Task: Could you write out every record below exactly, leaving out any pictures?

Entries:
____________
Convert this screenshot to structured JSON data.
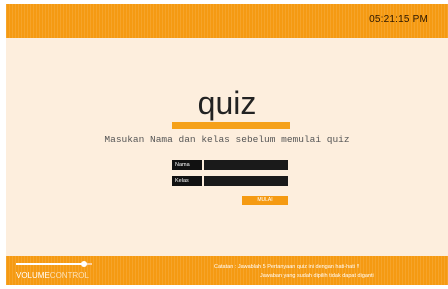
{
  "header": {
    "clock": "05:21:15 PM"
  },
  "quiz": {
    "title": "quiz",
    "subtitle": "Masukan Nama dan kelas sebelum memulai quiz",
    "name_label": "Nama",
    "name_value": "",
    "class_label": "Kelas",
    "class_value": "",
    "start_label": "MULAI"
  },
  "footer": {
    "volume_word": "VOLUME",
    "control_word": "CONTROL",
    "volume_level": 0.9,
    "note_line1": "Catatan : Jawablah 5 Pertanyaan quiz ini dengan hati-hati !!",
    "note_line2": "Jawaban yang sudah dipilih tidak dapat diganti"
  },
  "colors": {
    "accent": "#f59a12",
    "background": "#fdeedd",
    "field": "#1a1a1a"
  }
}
____________
Reply to the task:
Convert this screenshot to structured JSON data.
{
  "header": {
    "clock": "05:21:15 PM"
  },
  "quiz": {
    "title": "quiz",
    "subtitle": "Masukan Nama dan kelas sebelum memulai quiz",
    "name_label": "Nama",
    "name_value": "",
    "class_label": "Kelas",
    "class_value": "",
    "start_label": "MULAI"
  },
  "footer": {
    "volume_word": "VOLUME",
    "control_word": "CONTROL",
    "volume_level": 0.9,
    "note_line1": "Catatan : Jawablah 5 Pertanyaan quiz ini dengan hati-hati !!",
    "note_line2": "Jawaban yang sudah dipilih tidak dapat diganti"
  },
  "colors": {
    "accent": "#f59a12",
    "background": "#fdeedd",
    "field": "#1a1a1a"
  }
}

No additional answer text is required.